(Stored records)

◇ ◇ ◇

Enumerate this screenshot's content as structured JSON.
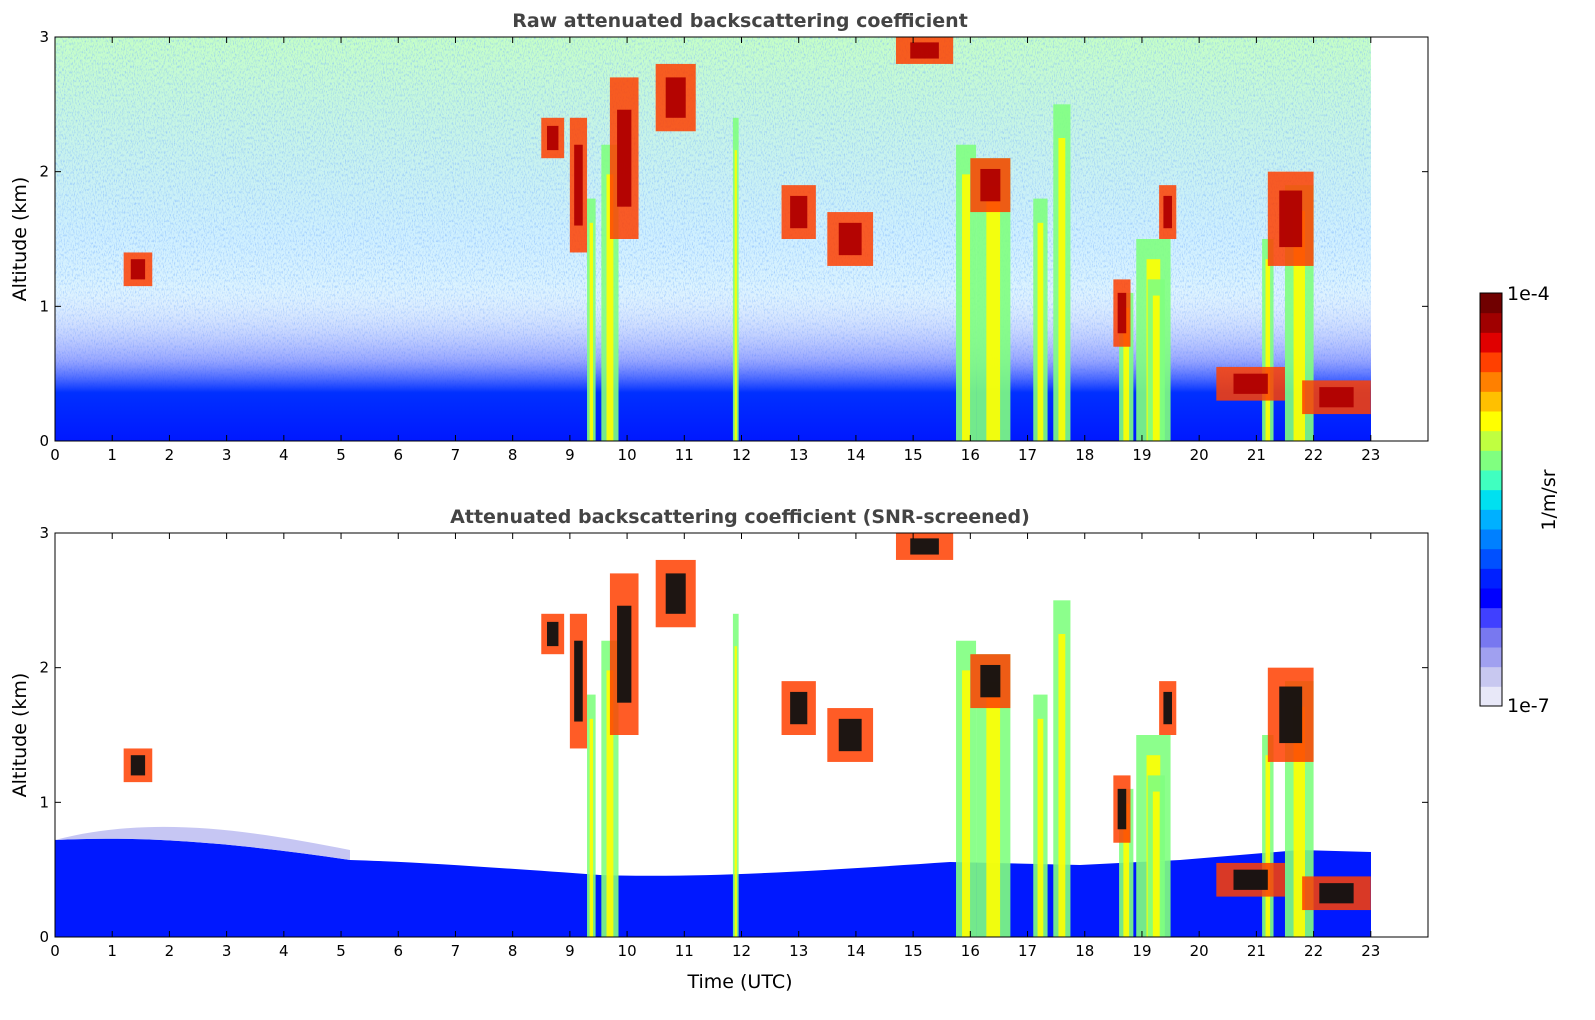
{
  "chart_data": [
    {
      "type": "heatmap",
      "title": "Raw attenuated backscattering coefficient",
      "xlabel": "",
      "ylabel": "Altitude (km)",
      "x_ticks": [
        "0",
        "1",
        "2",
        "3",
        "4",
        "5",
        "6",
        "7",
        "8",
        "9",
        "10",
        "11",
        "12",
        "13",
        "14",
        "15",
        "16",
        "17",
        "18",
        "19",
        "20",
        "21",
        "22",
        "23"
      ],
      "y_ticks": [
        "0",
        "1",
        "2",
        "3"
      ],
      "xlim": [
        0,
        24
      ],
      "ylim": [
        0,
        3
      ],
      "grid": false,
      "data_end_hour": 23
    },
    {
      "type": "heatmap",
      "title": "Attenuated backscattering coefficient (SNR-screened)",
      "xlabel": "Time (UTC)",
      "ylabel": "Altitude (km)",
      "x_ticks": [
        "0",
        "1",
        "2",
        "3",
        "4",
        "5",
        "6",
        "7",
        "8",
        "9",
        "10",
        "11",
        "12",
        "13",
        "14",
        "15",
        "16",
        "17",
        "18",
        "19",
        "20",
        "21",
        "22",
        "23"
      ],
      "y_ticks": [
        "0",
        "1",
        "2",
        "3"
      ],
      "xlim": [
        0,
        24
      ],
      "ylim": [
        0,
        3
      ],
      "grid": false,
      "data_end_hour": 23
    }
  ],
  "colorbar": {
    "label": "1/m/sr",
    "max_label": "1e-4",
    "min_label": "1e-7",
    "colors": [
      "#e8e8f8",
      "#c8c8f0",
      "#a0a0f0",
      "#7878f0",
      "#4040ff",
      "#0000ff",
      "#0020ff",
      "#0050ff",
      "#0080ff",
      "#00b0ff",
      "#00e0f0",
      "#40ffc0",
      "#80ff80",
      "#c0ff40",
      "#ffff00",
      "#ffc000",
      "#ff8000",
      "#ff4000",
      "#e00000",
      "#a00000",
      "#700000"
    ]
  },
  "palette": {
    "pbl": "#0018ff",
    "cloud_core": "#b00000",
    "attenuated": "#111111"
  }
}
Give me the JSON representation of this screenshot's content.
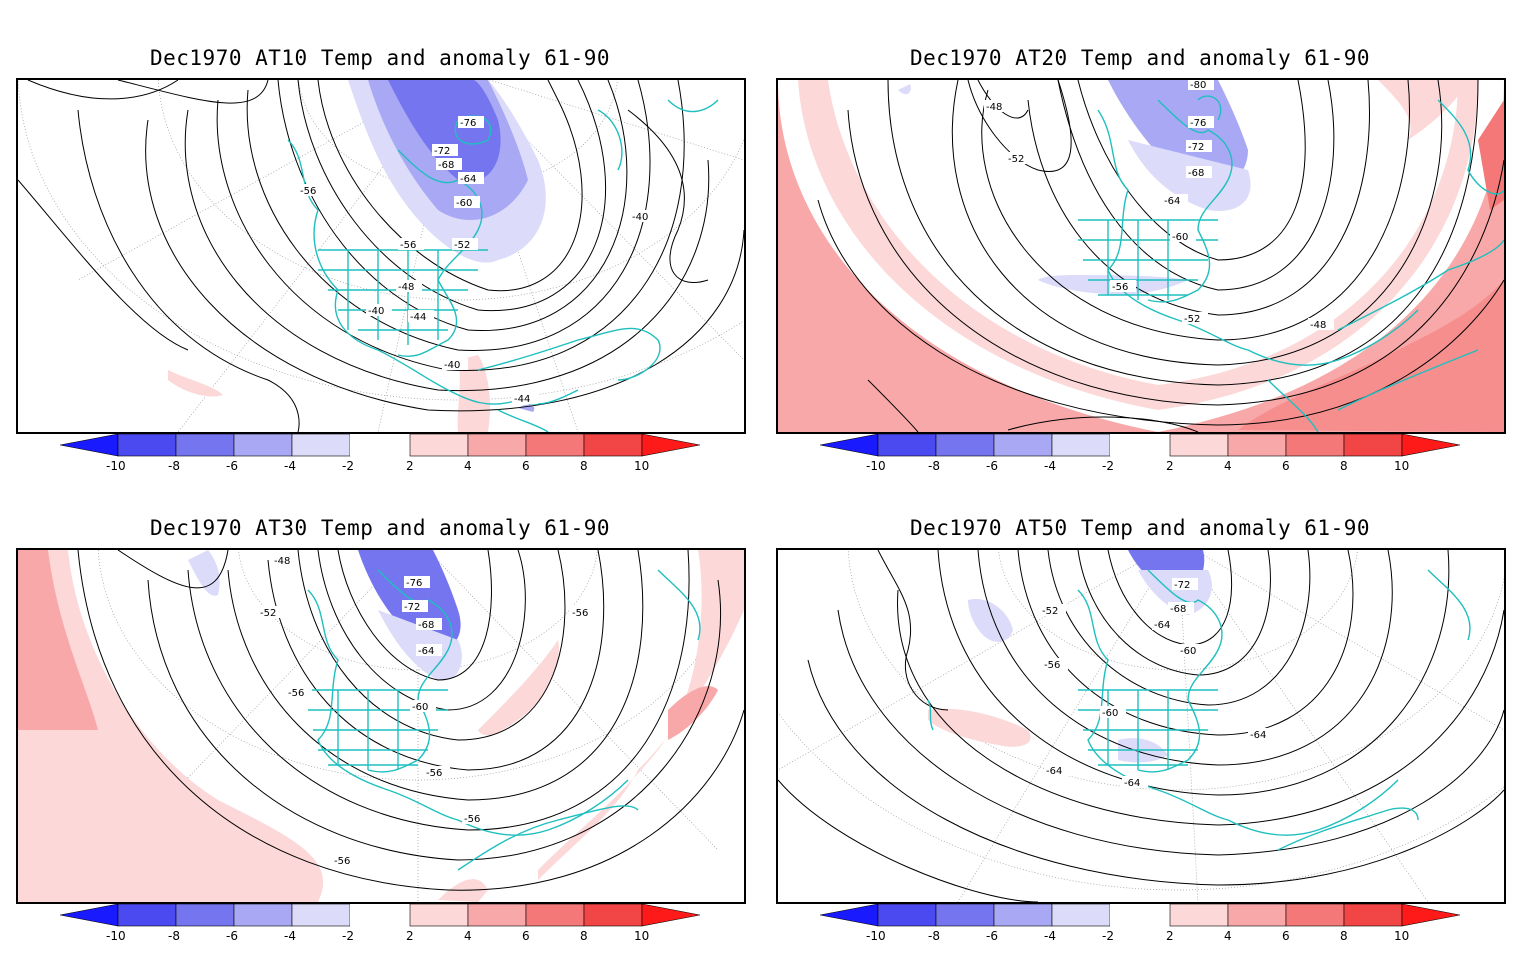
{
  "panels": [
    {
      "title": "Dec1970 AT10 Temp and anomaly 61-90",
      "contour_labels": [
        "-76",
        "-72",
        "-68",
        "-64",
        "-60",
        "-56",
        "-56",
        "-52",
        "-48",
        "-44",
        "-40",
        "-40",
        "-40",
        "-44"
      ],
      "anomaly_regions": [
        {
          "sign": "negative",
          "level": -6,
          "area": "Hudson Bay / northeastern Canada"
        },
        {
          "sign": "positive",
          "level": 2,
          "area": "Caribbean / Central America"
        },
        {
          "sign": "positive",
          "level": 2,
          "area": "eastern Pacific (small)"
        }
      ]
    },
    {
      "title": "Dec1970 AT20 Temp and anomaly 61-90",
      "contour_labels": [
        "-80",
        "-76",
        "-72",
        "-68",
        "-64",
        "-60",
        "-56",
        "-52",
        "-52",
        "-48",
        "-48"
      ],
      "anomaly_regions": [
        {
          "sign": "negative",
          "level": -6,
          "area": "Hudson Bay / northeastern Canada"
        },
        {
          "sign": "negative",
          "level": -2,
          "area": "southern US / Mexico"
        },
        {
          "sign": "positive",
          "level": 4,
          "area": "subtropical ring (Pacific and Atlantic)"
        }
      ]
    },
    {
      "title": "Dec1970 AT30 Temp and anomaly 61-90",
      "contour_labels": [
        "-48",
        "-52",
        "-56",
        "-56",
        "-60",
        "-64",
        "-68",
        "-72",
        "-76",
        "-56",
        "-56",
        "-56"
      ],
      "anomaly_regions": [
        {
          "sign": "negative",
          "level": -6,
          "area": "Hudson Bay / northeastern Canada"
        },
        {
          "sign": "negative",
          "level": -2,
          "area": "Gulf of Alaska (small)"
        },
        {
          "sign": "positive",
          "level": 4,
          "area": "western Pacific margin"
        },
        {
          "sign": "positive",
          "level": 2,
          "area": "subtropical ring and central Atlantic"
        }
      ]
    },
    {
      "title": "Dec1970 AT50 Temp and anomaly 61-90",
      "contour_labels": [
        "-72",
        "-68",
        "-64",
        "-60",
        "-60",
        "-56",
        "-52",
        "-64",
        "-64",
        "-64"
      ],
      "anomaly_regions": [
        {
          "sign": "negative",
          "level": -6,
          "area": "Hudson Bay / northeastern Canada"
        },
        {
          "sign": "negative",
          "level": -2,
          "area": "north Pacific (small)"
        },
        {
          "sign": "negative",
          "level": -2,
          "area": "Gulf of Mexico coast"
        },
        {
          "sign": "positive",
          "level": 2,
          "area": "eastern Pacific off California"
        }
      ]
    }
  ],
  "colorbar": {
    "ticks": [
      "-10",
      "-8",
      "-6",
      "-4",
      "-2",
      "2",
      "4",
      "6",
      "8",
      "10"
    ],
    "colors": {
      "neg10": "#1a1aff",
      "neg8": "#4a4af0",
      "neg6": "#7575f0",
      "neg4": "#a8a8f4",
      "neg2": "#dcdcfa",
      "zero": "#ffffff",
      "pos2": "#fcd8d8",
      "pos4": "#f8a8a8",
      "pos6": "#f47878",
      "pos8": "#f24545",
      "pos10": "#ff1a1a"
    }
  },
  "colors": {
    "coastline": "#1fbfbf",
    "contour": "#000000",
    "grid": "#888888"
  }
}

◇ ◇ ◇

Retype each record exactly as it stands, but do not include the pictures.

Enumerate this screenshot's content as structured JSON.
{
  "chart_data": [
    {
      "type": "heatmap",
      "title": "Raw attenuated backscattering coefficient",
      "xlabel": "",
      "ylabel": "Altitude (km)",
      "x_ticks": [
        "0",
        "1",
        "2",
        "3",
        "4",
        "5",
        "6",
        "7",
        "8",
        "9",
        "10",
        "11",
        "12",
        "13",
        "14",
        "15",
        "16",
        "17",
        "18",
        "19",
        "20",
        "21",
        "22",
        "23"
      ],
      "y_ticks": [
        "0",
        "1",
        "2",
        "3"
      ],
      "xlim": [
        0,
        24
      ],
      "ylim": [
        0,
        3
      ],
      "grid": false,
      "data_end_hour": 23
    },
    {
      "type": "heatmap",
      "title": "Attenuated backscattering coefficient (SNR-screened)",
      "xlabel": "Time (UTC)",
      "ylabel": "Altitude (km)",
      "x_ticks": [
        "0",
        "1",
        "2",
        "3",
        "4",
        "5",
        "6",
        "7",
        "8",
        "9",
        "10",
        "11",
        "12",
        "13",
        "14",
        "15",
        "16",
        "17",
        "18",
        "19",
        "20",
        "21",
        "22",
        "23"
      ],
      "y_ticks": [
        "0",
        "1",
        "2",
        "3"
      ],
      "xlim": [
        0,
        24
      ],
      "ylim": [
        0,
        3
      ],
      "grid": false,
      "data_end_hour": 23
    }
  ],
  "colorbar": {
    "label": "1/m/sr",
    "max_label": "1e-4",
    "min_label": "1e-7",
    "colors": [
      "#e8e8f8",
      "#c8c8f0",
      "#a0a0f0",
      "#7878f0",
      "#4040ff",
      "#0000ff",
      "#0020ff",
      "#0050ff",
      "#0080ff",
      "#00b0ff",
      "#00e0f0",
      "#40ffc0",
      "#80ff80",
      "#c0ff40",
      "#ffff00",
      "#ffc000",
      "#ff8000",
      "#ff4000",
      "#e00000",
      "#a00000",
      "#700000"
    ]
  },
  "palette": {
    "pbl": "#0018ff",
    "cloud_core": "#b00000",
    "attenuated": "#111111"
  }
}
Give me the JSON representation of this screenshot's content.
{
  "panels": [
    {
      "title": "Dec1970 AT10 Temp and anomaly 61-90",
      "contour_labels": [
        "-76",
        "-72",
        "-68",
        "-64",
        "-60",
        "-56",
        "-56",
        "-52",
        "-48",
        "-44",
        "-40",
        "-40",
        "-40",
        "-44"
      ],
      "anomaly_regions": [
        {
          "sign": "negative",
          "level": -6,
          "area": "Hudson Bay / northeastern Canada"
        },
        {
          "sign": "positive",
          "level": 2,
          "area": "Caribbean / Central America"
        },
        {
          "sign": "positive",
          "level": 2,
          "area": "eastern Pacific (small)"
        }
      ]
    },
    {
      "title": "Dec1970 AT20 Temp and anomaly 61-90",
      "contour_labels": [
        "-80",
        "-76",
        "-72",
        "-68",
        "-64",
        "-60",
        "-56",
        "-52",
        "-52",
        "-48",
        "-48"
      ],
      "anomaly_regions": [
        {
          "sign": "negative",
          "level": -6,
          "area": "Hudson Bay / northeastern Canada"
        },
        {
          "sign": "negative",
          "level": -2,
          "area": "southern US / Mexico"
        },
        {
          "sign": "positive",
          "level": 4,
          "area": "subtropical ring (Pacific and Atlantic)"
        }
      ]
    },
    {
      "title": "Dec1970 AT30 Temp and anomaly 61-90",
      "contour_labels": [
        "-48",
        "-52",
        "-56",
        "-56",
        "-60",
        "-64",
        "-68",
        "-72",
        "-76",
        "-56",
        "-56",
        "-56"
      ],
      "anomaly_regions": [
        {
          "sign": "negative",
          "level": -6,
          "area": "Hudson Bay / northeastern Canada"
        },
        {
          "sign": "negative",
          "level": -2,
          "area": "Gulf of Alaska (small)"
        },
        {
          "sign": "positive",
          "level": 4,
          "area": "western Pacific margin"
        },
        {
          "sign": "positive",
          "level": 2,
          "area": "subtropical ring and central Atlantic"
        }
      ]
    },
    {
      "title": "Dec1970 AT50 Temp and anomaly 61-90",
      "contour_labels": [
        "-72",
        "-68",
        "-64",
        "-60",
        "-60",
        "-56",
        "-52",
        "-64",
        "-64",
        "-64"
      ],
      "anomaly_regions": [
        {
          "sign": "negative",
          "level": -6,
          "area": "Hudson Bay / northeastern Canada"
        },
        {
          "sign": "negative",
          "level": -2,
          "area": "north Pacific (small)"
        },
        {
          "sign": "negative",
          "level": -2,
          "area": "Gulf of Mexico coast"
        },
        {
          "sign": "positive",
          "level": 2,
          "area": "eastern Pacific off California"
        }
      ]
    }
  ],
  "colorbar": {
    "ticks": [
      "-10",
      "-8",
      "-6",
      "-4",
      "-2",
      "2",
      "4",
      "6",
      "8",
      "10"
    ],
    "colors": {
      "neg10": "#1a1aff",
      "neg8": "#4a4af0",
      "neg6": "#7575f0",
      "neg4": "#a8a8f4",
      "neg2": "#dcdcfa",
      "zero": "#ffffff",
      "pos2": "#fcd8d8",
      "pos4": "#f8a8a8",
      "pos6": "#f47878",
      "pos8": "#f24545",
      "pos10": "#ff1a1a"
    }
  },
  "colors": {
    "coastline": "#1fbfbf",
    "contour": "#000000",
    "grid": "#888888"
  }
}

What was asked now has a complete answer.